**Items**

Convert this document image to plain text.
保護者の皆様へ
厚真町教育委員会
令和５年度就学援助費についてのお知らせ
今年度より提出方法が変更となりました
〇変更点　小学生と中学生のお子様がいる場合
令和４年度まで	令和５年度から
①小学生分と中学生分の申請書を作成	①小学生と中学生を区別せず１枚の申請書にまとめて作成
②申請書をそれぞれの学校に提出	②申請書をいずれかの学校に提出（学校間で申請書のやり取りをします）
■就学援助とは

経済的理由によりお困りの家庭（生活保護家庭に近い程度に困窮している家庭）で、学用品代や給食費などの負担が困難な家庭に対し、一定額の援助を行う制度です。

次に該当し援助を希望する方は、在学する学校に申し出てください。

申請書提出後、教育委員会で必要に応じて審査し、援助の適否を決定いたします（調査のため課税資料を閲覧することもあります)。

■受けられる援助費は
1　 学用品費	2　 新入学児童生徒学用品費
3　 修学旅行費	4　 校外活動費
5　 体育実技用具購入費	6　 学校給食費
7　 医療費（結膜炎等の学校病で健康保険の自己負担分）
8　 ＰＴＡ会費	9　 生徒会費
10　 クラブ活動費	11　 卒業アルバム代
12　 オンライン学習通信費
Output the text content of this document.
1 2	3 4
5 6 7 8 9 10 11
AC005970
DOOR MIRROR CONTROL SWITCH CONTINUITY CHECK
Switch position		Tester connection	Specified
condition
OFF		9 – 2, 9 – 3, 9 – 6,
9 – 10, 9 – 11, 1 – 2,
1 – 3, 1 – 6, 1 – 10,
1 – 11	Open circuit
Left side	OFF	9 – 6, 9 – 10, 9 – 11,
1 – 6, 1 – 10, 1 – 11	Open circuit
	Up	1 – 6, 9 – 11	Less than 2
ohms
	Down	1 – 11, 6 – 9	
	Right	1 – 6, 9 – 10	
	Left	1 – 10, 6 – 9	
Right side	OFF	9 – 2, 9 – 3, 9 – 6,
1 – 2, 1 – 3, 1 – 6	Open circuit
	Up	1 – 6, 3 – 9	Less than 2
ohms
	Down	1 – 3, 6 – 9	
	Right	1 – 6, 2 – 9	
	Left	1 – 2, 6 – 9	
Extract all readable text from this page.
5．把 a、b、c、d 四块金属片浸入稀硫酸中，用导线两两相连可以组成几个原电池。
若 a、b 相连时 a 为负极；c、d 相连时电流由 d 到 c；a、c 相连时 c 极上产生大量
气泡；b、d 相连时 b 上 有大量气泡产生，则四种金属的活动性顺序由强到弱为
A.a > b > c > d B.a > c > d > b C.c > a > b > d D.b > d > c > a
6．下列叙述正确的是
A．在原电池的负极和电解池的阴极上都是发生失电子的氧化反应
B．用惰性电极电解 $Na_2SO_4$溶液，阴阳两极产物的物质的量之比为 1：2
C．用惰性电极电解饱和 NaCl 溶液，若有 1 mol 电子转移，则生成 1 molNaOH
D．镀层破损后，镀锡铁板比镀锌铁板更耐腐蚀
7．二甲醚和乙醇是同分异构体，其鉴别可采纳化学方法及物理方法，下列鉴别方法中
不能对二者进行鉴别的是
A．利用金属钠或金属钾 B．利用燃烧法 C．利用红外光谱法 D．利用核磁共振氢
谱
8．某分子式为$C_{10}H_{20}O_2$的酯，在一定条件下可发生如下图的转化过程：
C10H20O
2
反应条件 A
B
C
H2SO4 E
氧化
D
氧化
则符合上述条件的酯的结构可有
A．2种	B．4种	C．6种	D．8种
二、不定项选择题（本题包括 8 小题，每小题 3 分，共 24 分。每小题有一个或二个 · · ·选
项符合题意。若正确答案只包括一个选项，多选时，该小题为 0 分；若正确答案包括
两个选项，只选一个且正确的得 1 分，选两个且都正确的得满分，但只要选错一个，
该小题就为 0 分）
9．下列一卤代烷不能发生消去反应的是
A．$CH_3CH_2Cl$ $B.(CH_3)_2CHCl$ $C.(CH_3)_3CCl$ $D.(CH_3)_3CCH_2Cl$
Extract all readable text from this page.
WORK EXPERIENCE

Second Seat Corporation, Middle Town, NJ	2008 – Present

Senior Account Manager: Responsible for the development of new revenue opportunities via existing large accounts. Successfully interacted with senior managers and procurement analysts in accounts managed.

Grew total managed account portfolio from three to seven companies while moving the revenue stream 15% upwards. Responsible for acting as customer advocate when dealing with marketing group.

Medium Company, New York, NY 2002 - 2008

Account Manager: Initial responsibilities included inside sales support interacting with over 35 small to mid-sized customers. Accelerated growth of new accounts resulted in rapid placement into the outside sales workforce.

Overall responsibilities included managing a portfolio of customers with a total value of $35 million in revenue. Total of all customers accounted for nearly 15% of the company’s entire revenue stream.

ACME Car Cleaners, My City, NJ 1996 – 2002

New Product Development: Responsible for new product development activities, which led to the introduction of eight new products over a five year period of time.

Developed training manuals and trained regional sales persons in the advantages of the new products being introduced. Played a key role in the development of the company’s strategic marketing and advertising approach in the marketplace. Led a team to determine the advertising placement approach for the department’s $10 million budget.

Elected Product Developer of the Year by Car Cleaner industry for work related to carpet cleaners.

**Request**
Write out all the records above again, exactly as they stand.

**Task response**
Convert this document image to plain text.
保護者の皆様へ
厚真町教育委員会
令和５年度就学援助費についてのお知らせ
今年度より提出方法が変更となりました
〇変更点　小学生と中学生のお子様がいる場合
令和４年度まで	令和５年度から
①小学生分と中学生分の申請書を作成	①小学生と中学生を区別せず１枚の申請書にまとめて作成
②申請書をそれぞれの学校に提出	②申請書をいずれかの学校に提出（学校間で申請書のやり取りをします）
■就学援助とは

経済的理由によりお困りの家庭（生活保護家庭に近い程度に困窮している家庭）で、学用品代や給食費などの負担が困難な家庭に対し、一定額の援助を行う制度です。

次に該当し援助を希望する方は、在学する学校に申し出てください。

申請書提出後、教育委員会で必要に応じて審査し、援助の適否を決定いたします（調査のため課税資料を閲覧することもあります)。

■受けられる援助費は
1　 学用品費	2　 新入学児童生徒学用品費
3　 修学旅行費	4　 校外活動費
5　 体育実技用具購入費	6　 学校給食費
7　 医療費（結膜炎等の学校病で健康保険の自己負担分）
8　 ＰＴＡ会費	9　 生徒会費
10　 クラブ活動費	11　 卒業アルバム代
12　 オンライン学習通信費
Output the text content of this document.
1 2	3 4
5 6 7 8 9 10 11
AC005970
DOOR MIRROR CONTROL SWITCH CONTINUITY CHECK
Switch position		Tester connection	Specified
condition
OFF		9 – 2, 9 – 3, 9 – 6,
9 – 10, 9 – 11, 1 – 2,
1 – 3, 1 – 6, 1 – 10,
1 – 11	Open circuit
Left side	OFF	9 – 6, 9 – 10, 9 – 11,
1 – 6, 1 – 10, 1 – 11	Open circuit
	Up	1 – 6, 9 – 11	Less than 2
ohms
	Down	1 – 11, 6 – 9	
	Right	1 – 6, 9 – 10	
	Left	1 – 10, 6 – 9	
Right side	OFF	9 – 2, 9 – 3, 9 – 6,
1 – 2, 1 – 3, 1 – 6	Open circuit
	Up	1 – 6, 3 – 9	Less than 2
ohms
	Down	1 – 3, 6 – 9	
	Right	1 – 6, 2 – 9	
	Left	1 – 2, 6 – 9	
Extract all readable text from this page.
5．把 a、b、c、d 四块金属片浸入稀硫酸中，用导线两两相连可以组成几个原电池。
若 a、b 相连时 a 为负极；c、d 相连时电流由 d 到 c；a、c 相连时 c 极上产生大量
气泡；b、d 相连时 b 上 有大量气泡产生，则四种金属的活动性顺序由强到弱为
A.a > b > c > d B.a > c > d > b C.c > a > b > d D.b > d > c > a
6．下列叙述正确的是
A．在原电池的负极和电解池的阴极上都是发生失电子的氧化反应
B．用惰性电极电解 $Na_2SO_4$溶液，阴阳两极产物的物质的量之比为 1：2
C．用惰性电极电解饱和 NaCl 溶液，若有 1 mol 电子转移，则生成 1 molNaOH
D．镀层破损后，镀锡铁板比镀锌铁板更耐腐蚀
7．二甲醚和乙醇是同分异构体，其鉴别可采纳化学方法及物理方法，下列鉴别方法中
不能对二者进行鉴别的是
A．利用金属钠或金属钾 B．利用燃烧法 C．利用红外光谱法 D．利用核磁共振氢
谱
8．某分子式为$C_{10}H_{20}O_2$的酯，在一定条件下可发生如下图的转化过程：
C10H20O
2
反应条件 A
B
C
H2SO4 E
氧化
D
氧化
则符合上述条件的酯的结构可有
A．2种	B．4种	C．6种	D．8种
二、不定项选择题（本题包括 8 小题，每小题 3 分，共 24 分。每小题有一个或二个 · · ·选
项符合题意。若正确答案只包括一个选项，多选时，该小题为 0 分；若正确答案包括
两个选项，只选一个且正确的得 1 分，选两个且都正确的得满分，但只要选错一个，
该小题就为 0 分）
9．下列一卤代烷不能发生消去反应的是
A．$CH_3CH_2Cl$ $B.(CH_3)_2CHCl$ $C.(CH_3)_3CCl$ $D.(CH_3)_3CCH_2Cl$
Extract all readable text from this page.
WORK EXPERIENCE

Second Seat Corporation, Middle Town, NJ	2008 – Present

Senior Account Manager: Responsible for the development of new revenue opportunities via existing large accounts. Successfully interacted with senior managers and procurement analysts in accounts managed.

Grew total managed account portfolio from three to seven companies while moving the revenue stream 15% upwards. Responsible for acting as customer advocate when dealing with marketing group.

Medium Company, New York, NY 2002 - 2008

Account Manager: Initial responsibilities included inside sales support interacting with over 35 small to mid-sized customers. Accelerated growth of new accounts resulted in rapid placement into the outside sales workforce.

Overall responsibilities included managing a portfolio of customers with a total value of $35 million in revenue. Total of all customers accounted for nearly 15% of the company’s entire revenue stream.

ACME Car Cleaners, My City, NJ 1996 – 2002

New Product Development: Responsible for new product development activities, which led to the introduction of eight new products over a five year period of time.

Developed training manuals and trained regional sales persons in the advantages of the new products being introduced. Played a key role in the development of the company’s strategic marketing and advertising approach in the marketplace. Led a team to determine the advertising placement approach for the department’s $10 million budget.

Elected Product Developer of the Year by Car Cleaner industry for work related to carpet cleaners.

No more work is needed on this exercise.